* THE EXERCISE *
How many lines of the records below contain the word "第三个子菜单"? Answer with the number alone.

----- PROVIDED RECORDS

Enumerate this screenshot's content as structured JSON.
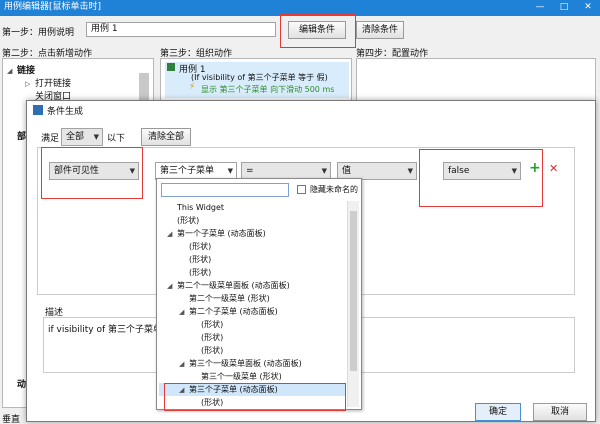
{
  "window": {
    "title": "用例编辑器[鼠标单击时]",
    "minimize": "—",
    "maximize": "□",
    "close": "✕"
  },
  "step1": {
    "label": "第一步：用例说明",
    "value": "用例 1"
  },
  "edit_condition_button": "编辑条件",
  "clear_condition_button": "清除条件",
  "step2": {
    "label": "第二步：点击新增动作",
    "items": [
      "链接",
      "打开链接",
      "关闭窗口"
    ],
    "partial": [
      "部",
      "动"
    ],
    "bottom_label": "垂直"
  },
  "step3": {
    "label": "第三步：组织动作",
    "case_name": "用例 1",
    "condition": "(If visibility of 第三个子菜单 等于 假)",
    "action": "显示 第三个子菜单 向下滑动 500 ms"
  },
  "step4": {
    "label": "第四步：配置动作"
  },
  "dialog": {
    "title": "条件生成",
    "satisfy_label": "满足",
    "satisfy_value": "全部",
    "satisfy_suffix": "以下",
    "clear_all_button": "清除全部",
    "row": {
      "field1": "部件可见性",
      "field2": "第三个子菜单",
      "operator": "=",
      "value_type": "值",
      "value": "false",
      "add_icon": "plus-icon",
      "remove_icon": "close-icon"
    },
    "description_label": "描述",
    "description_text": "if visibility of 第三个子菜单 等",
    "ok_button": "确定",
    "cancel_button": "取消"
  },
  "dropdown": {
    "search_placeholder": "",
    "hide_unnamed_label": "隐藏未命名的",
    "items": [
      {
        "text": "This Widget",
        "indent": 0,
        "expand": false
      },
      {
        "text": "(形状)",
        "indent": 0,
        "expand": false
      },
      {
        "text": "第一个子菜单 (动态面板)",
        "indent": 0,
        "expand": true
      },
      {
        "text": "(形状)",
        "indent": 1,
        "expand": false
      },
      {
        "text": "(形状)",
        "indent": 1,
        "expand": false
      },
      {
        "text": "(形状)",
        "indent": 1,
        "expand": false
      },
      {
        "text": "第二个一级菜单面板 (动态面板)",
        "indent": 0,
        "expand": true
      },
      {
        "text": "第二个一级菜单 (形状)",
        "indent": 1,
        "expand": false
      },
      {
        "text": "第二个子菜单 (动态面板)",
        "indent": 1,
        "expand": true
      },
      {
        "text": "(形状)",
        "indent": 2,
        "expand": false
      },
      {
        "text": "(形状)",
        "indent": 2,
        "expand": false
      },
      {
        "text": "(形状)",
        "indent": 2,
        "expand": false
      },
      {
        "text": "第三个一级菜单面板 (动态面板)",
        "indent": 1,
        "expand": true
      },
      {
        "text": "第三个一级菜单 (形状)",
        "indent": 2,
        "expand": false
      },
      {
        "text": "第三个子菜单 (动态面板)",
        "indent": 1,
        "expand": true,
        "selected": true
      },
      {
        "text": "(形状)",
        "indent": 2,
        "expand": false
      }
    ]
  }
}
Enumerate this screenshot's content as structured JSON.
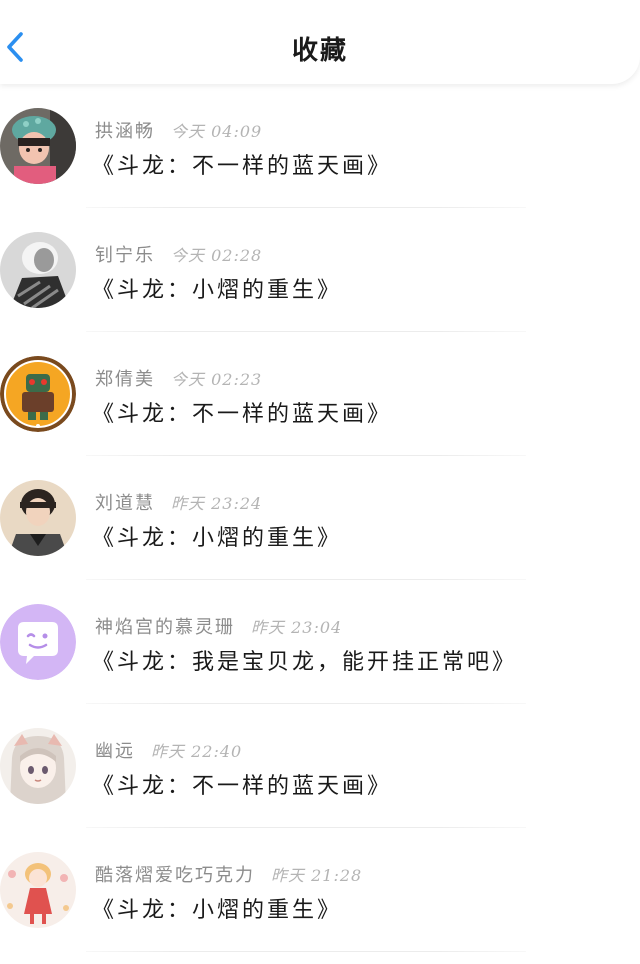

----------

* COMPLETE OUTPUT *
5